* YOUR TASK
Output the full listing below exactly, without the pictures.

Data entries
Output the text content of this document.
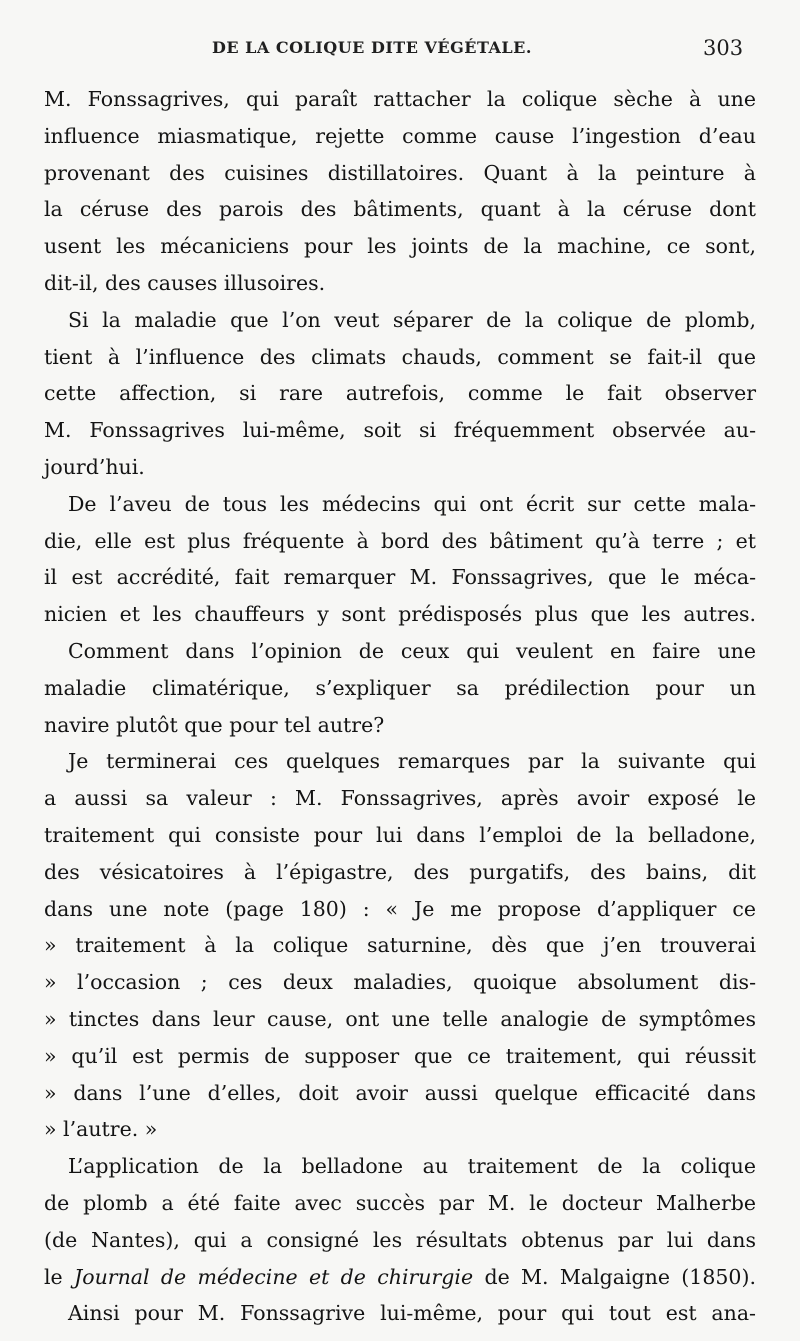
DE LA COLIQUE DITE VÉGÉTALE.	303
M. Fonssagrives, qui paraît rattacher la colique sèche à une
influence miasmatique, rejette comme cause l’ingestion d’eau
provenant des cuisines distillatoires. Quant à la peinture à
la céruse des parois des bâtiments, quant à la céruse dont
usent les mécaniciens pour les joints de la machine, ce sont,
dit-il, des causes illusoires.
Si la maladie que l’on veut séparer de la colique de plomb,
tient à l’influence des climats chauds, comment se fait-il que
cette affection, si rare autrefois, comme le fait observer
M. Fonssagrives lui-même, soit si fréquemment observée au-
jourd’hui.
De l’aveu de tous les médecins qui ont écrit sur cette mala-
die, elle est plus fréquente à bord des bâtiment qu’à terre ; et
il est accrédité, fait remarquer M. Fonssagrives, que le méca-
nicien et les chauffeurs y sont prédisposés plus que les autres.
Comment dans l’opinion de ceux qui veulent en faire une
maladie climatérique, s’expliquer sa prédilection pour un
navire plutôt que pour tel autre?
Je terminerai ces quelques remarques par la suivante qui
a aussi sa valeur : M. Fonssagrives, après avoir exposé le
traitement qui consiste pour lui dans l’emploi de la belladone,
des vésicatoires à l’épigastre, des purgatifs, des bains, dit
dans une note (page 180) : « Je me propose d’appliquer ce
» traitement à la colique saturnine, dès que j’en trouverai
» l’occasion ; ces deux maladies, quoique absolument dis-
» tinctes dans leur cause, ont une telle analogie de symptômes
» qu’il est permis de supposer que ce traitement, qui réussit
» dans l’une d’elles, doit avoir aussi quelque efficacité dans
» l’autre. »
L’application de la belladone au traitement de la colique
de plomb a été faite avec succès par M. le docteur Malherbe
(de Nantes), qui a consigné les résultats obtenus par lui dans
le Journal de médecine et de chirurgie de M. Malgaigne (1850).
Ainsi pour M. Fonssagrive lui-même, pour qui tout est ana-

* ANSWER FOR THE TASK
Output the text content of this document.
DE LA COLIQUE DITE VÉGÉTALE.	303
M. Fonssagrives, qui paraît rattacher la colique sèche à une
influence miasmatique, rejette comme cause l’ingestion d’eau
provenant des cuisines distillatoires. Quant à la peinture à
la céruse des parois des bâtiments, quant à la céruse dont
usent les mécaniciens pour les joints de la machine, ce sont,
dit-il, des causes illusoires.
Si la maladie que l’on veut séparer de la colique de plomb,
tient à l’influence des climats chauds, comment se fait-il que
cette affection, si rare autrefois, comme le fait observer
M. Fonssagrives lui-même, soit si fréquemment observée au-
jourd’hui.
De l’aveu de tous les médecins qui ont écrit sur cette mala-
die, elle est plus fréquente à bord des bâtiment qu’à terre ; et
il est accrédité, fait remarquer M. Fonssagrives, que le méca-
nicien et les chauffeurs y sont prédisposés plus que les autres.
Comment dans l’opinion de ceux qui veulent en faire une
maladie climatérique, s’expliquer sa prédilection pour un
navire plutôt que pour tel autre?
Je terminerai ces quelques remarques par la suivante qui
a aussi sa valeur : M. Fonssagrives, après avoir exposé le
traitement qui consiste pour lui dans l’emploi de la belladone,
des vésicatoires à l’épigastre, des purgatifs, des bains, dit
dans une note (page 180) : « Je me propose d’appliquer ce
» traitement à la colique saturnine, dès que j’en trouverai
» l’occasion ; ces deux maladies, quoique absolument dis-
» tinctes dans leur cause, ont une telle analogie de symptômes
» qu’il est permis de supposer que ce traitement, qui réussit
» dans l’une d’elles, doit avoir aussi quelque efficacité dans
» l’autre. »
L’application de la belladone au traitement de la colique
de plomb a été faite avec succès par M. le docteur Malherbe
(de Nantes), qui a consigné les résultats obtenus par lui dans
le Journal de médecine et de chirurgie de M. Malgaigne (1850).
Ainsi pour M. Fonssagrive lui-même, pour qui tout est ana-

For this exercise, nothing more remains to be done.